Chart and figure data

## start

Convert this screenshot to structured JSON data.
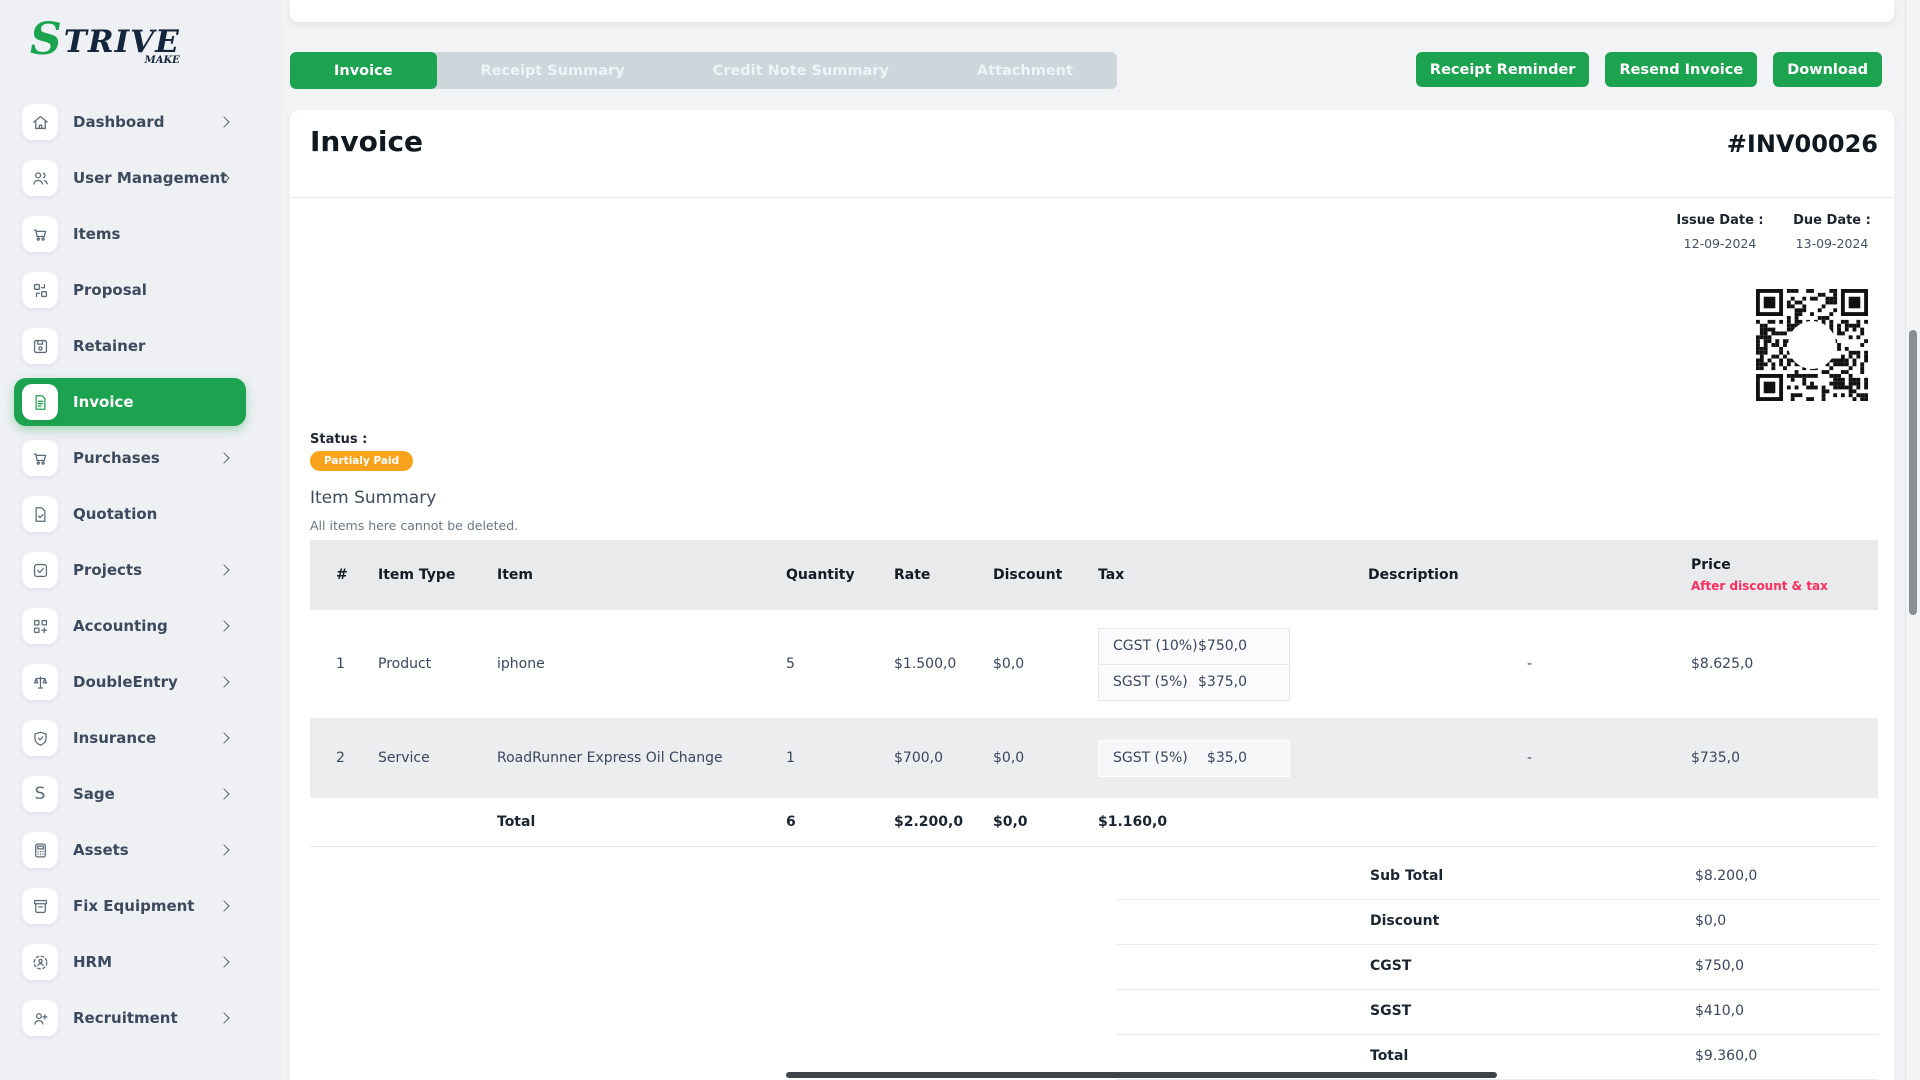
{
  "brand": {
    "s": "S",
    "rest": "TRIVE",
    "sub": "MAKE"
  },
  "colors": {
    "accent_green": "#1ca350",
    "badge_orange": "#f9a21b",
    "price_note_pink": "#fb2d5d",
    "sidebar_bg": "#eef0f4",
    "row_stripe": "#ecedef"
  },
  "sidebar": {
    "items": [
      {
        "label": "Dashboard",
        "icon": "home-icon",
        "chevron": true
      },
      {
        "label": "User Management",
        "icon": "users-icon",
        "chevron": true
      },
      {
        "label": "Items",
        "icon": "cart-icon",
        "chevron": false
      },
      {
        "label": "Proposal",
        "icon": "proposal-icon",
        "chevron": false
      },
      {
        "label": "Retainer",
        "icon": "save-icon",
        "chevron": false
      },
      {
        "label": "Invoice",
        "icon": "invoice-file-icon",
        "chevron": false,
        "active": true
      },
      {
        "label": "Purchases",
        "icon": "cart-icon",
        "chevron": true
      },
      {
        "label": "Quotation",
        "icon": "quote-file-icon",
        "chevron": false
      },
      {
        "label": "Projects",
        "icon": "project-check-icon",
        "chevron": true
      },
      {
        "label": "Accounting",
        "icon": "accounting-grid-icon",
        "chevron": true
      },
      {
        "label": "DoubleEntry",
        "icon": "scales-icon",
        "chevron": true
      },
      {
        "label": "Insurance",
        "icon": "shield-check-icon",
        "chevron": true
      },
      {
        "label": "Sage",
        "icon": "sage-s-icon",
        "chevron": true
      },
      {
        "label": "Assets",
        "icon": "calculator-icon",
        "chevron": true
      },
      {
        "label": "Fix Equipment",
        "icon": "equipment-box-icon",
        "chevron": true
      },
      {
        "label": "HRM",
        "icon": "hrm-person-icon",
        "chevron": true
      },
      {
        "label": "Recruitment",
        "icon": "person-plus-icon",
        "chevron": true
      }
    ]
  },
  "tabs": [
    {
      "label": "Invoice",
      "active": true
    },
    {
      "label": "Receipt Summary",
      "active": false
    },
    {
      "label": "Credit Note Summary",
      "active": false
    },
    {
      "label": "Attachment",
      "active": false
    }
  ],
  "actions": {
    "receipt_reminder": "Receipt Reminder",
    "resend_invoice": "Resend Invoice",
    "download": "Download"
  },
  "invoice": {
    "title": "Invoice",
    "number": "#INV00026",
    "issue_date_label": "Issue Date :",
    "issue_date": "12-09-2024",
    "due_date_label": "Due Date :",
    "due_date": "13-09-2024",
    "qr_icon": "qr-code",
    "status_label": "Status :",
    "status": "Partialy Paid",
    "section_title": "Item Summary",
    "section_note": "All items here cannot be deleted.",
    "table": {
      "headers": [
        "#",
        "Item Type",
        "Item",
        "Quantity",
        "Rate",
        "Discount",
        "Tax",
        "Description",
        "Price"
      ],
      "price_subheader": "After discount & tax",
      "rows": [
        {
          "num": "1",
          "type": "Product",
          "item": "iphone",
          "qty": "5",
          "rate": "$1.500,0",
          "discount": "$0,0",
          "taxes": [
            {
              "name": "CGST (10%)",
              "amount": "$750,0"
            },
            {
              "name": "SGST (5%)",
              "amount": "$375,0"
            }
          ],
          "description": "-",
          "price": "$8.625,0"
        },
        {
          "num": "2",
          "type": "Service",
          "item": "RoadRunner Express Oil Change",
          "qty": "1",
          "rate": "$700,0",
          "discount": "$0,0",
          "taxes": [
            {
              "name": "SGST (5%)",
              "amount": "$35,0"
            }
          ],
          "description": "-",
          "price": "$735,0"
        }
      ],
      "total_row": {
        "label": "Total",
        "qty": "6",
        "rate": "$2.200,0",
        "discount": "$0,0",
        "tax": "$1.160,0"
      }
    },
    "summary": [
      {
        "label": "Sub Total",
        "value": "$8.200,0"
      },
      {
        "label": "Discount",
        "value": "$0,0"
      },
      {
        "label": "CGST",
        "value": "$750,0"
      },
      {
        "label": "SGST",
        "value": "$410,0"
      },
      {
        "label": "Total",
        "value": "$9.360,0"
      }
    ]
  }
}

## end

Stated goal -
Pictures in the data above should not be copied; transcribe everything else exactly.

Result for this task -
Convert this screenshot to structured JSON data.
{
  "brand": {
    "s": "S",
    "rest": "TRIVE",
    "sub": "MAKE"
  },
  "colors": {
    "accent_green": "#1ca350",
    "badge_orange": "#f9a21b",
    "price_note_pink": "#fb2d5d",
    "sidebar_bg": "#eef0f4",
    "row_stripe": "#ecedef"
  },
  "sidebar": {
    "items": [
      {
        "label": "Dashboard",
        "icon": "home-icon",
        "chevron": true
      },
      {
        "label": "User Management",
        "icon": "users-icon",
        "chevron": true
      },
      {
        "label": "Items",
        "icon": "cart-icon",
        "chevron": false
      },
      {
        "label": "Proposal",
        "icon": "proposal-icon",
        "chevron": false
      },
      {
        "label": "Retainer",
        "icon": "save-icon",
        "chevron": false
      },
      {
        "label": "Invoice",
        "icon": "invoice-file-icon",
        "chevron": false,
        "active": true
      },
      {
        "label": "Purchases",
        "icon": "cart-icon",
        "chevron": true
      },
      {
        "label": "Quotation",
        "icon": "quote-file-icon",
        "chevron": false
      },
      {
        "label": "Projects",
        "icon": "project-check-icon",
        "chevron": true
      },
      {
        "label": "Accounting",
        "icon": "accounting-grid-icon",
        "chevron": true
      },
      {
        "label": "DoubleEntry",
        "icon": "scales-icon",
        "chevron": true
      },
      {
        "label": "Insurance",
        "icon": "shield-check-icon",
        "chevron": true
      },
      {
        "label": "Sage",
        "icon": "sage-s-icon",
        "chevron": true
      },
      {
        "label": "Assets",
        "icon": "calculator-icon",
        "chevron": true
      },
      {
        "label": "Fix Equipment",
        "icon": "equipment-box-icon",
        "chevron": true
      },
      {
        "label": "HRM",
        "icon": "hrm-person-icon",
        "chevron": true
      },
      {
        "label": "Recruitment",
        "icon": "person-plus-icon",
        "chevron": true
      }
    ]
  },
  "tabs": [
    {
      "label": "Invoice",
      "active": true
    },
    {
      "label": "Receipt Summary",
      "active": false
    },
    {
      "label": "Credit Note Summary",
      "active": false
    },
    {
      "label": "Attachment",
      "active": false
    }
  ],
  "actions": {
    "receipt_reminder": "Receipt Reminder",
    "resend_invoice": "Resend Invoice",
    "download": "Download"
  },
  "invoice": {
    "title": "Invoice",
    "number": "#INV00026",
    "issue_date_label": "Issue Date :",
    "issue_date": "12-09-2024",
    "due_date_label": "Due Date :",
    "due_date": "13-09-2024",
    "qr_icon": "qr-code",
    "status_label": "Status :",
    "status": "Partialy Paid",
    "section_title": "Item Summary",
    "section_note": "All items here cannot be deleted.",
    "table": {
      "headers": [
        "#",
        "Item Type",
        "Item",
        "Quantity",
        "Rate",
        "Discount",
        "Tax",
        "Description",
        "Price"
      ],
      "price_subheader": "After discount & tax",
      "rows": [
        {
          "num": "1",
          "type": "Product",
          "item": "iphone",
          "qty": "5",
          "rate": "$1.500,0",
          "discount": "$0,0",
          "taxes": [
            {
              "name": "CGST (10%)",
              "amount": "$750,0"
            },
            {
              "name": "SGST (5%)",
              "amount": "$375,0"
            }
          ],
          "description": "-",
          "price": "$8.625,0"
        },
        {
          "num": "2",
          "type": "Service",
          "item": "RoadRunner Express Oil Change",
          "qty": "1",
          "rate": "$700,0",
          "discount": "$0,0",
          "taxes": [
            {
              "name": "SGST (5%)",
              "amount": "$35,0"
            }
          ],
          "description": "-",
          "price": "$735,0"
        }
      ],
      "total_row": {
        "label": "Total",
        "qty": "6",
        "rate": "$2.200,0",
        "discount": "$0,0",
        "tax": "$1.160,0"
      }
    },
    "summary": [
      {
        "label": "Sub Total",
        "value": "$8.200,0"
      },
      {
        "label": "Discount",
        "value": "$0,0"
      },
      {
        "label": "CGST",
        "value": "$750,0"
      },
      {
        "label": "SGST",
        "value": "$410,0"
      },
      {
        "label": "Total",
        "value": "$9.360,0"
      }
    ]
  }
}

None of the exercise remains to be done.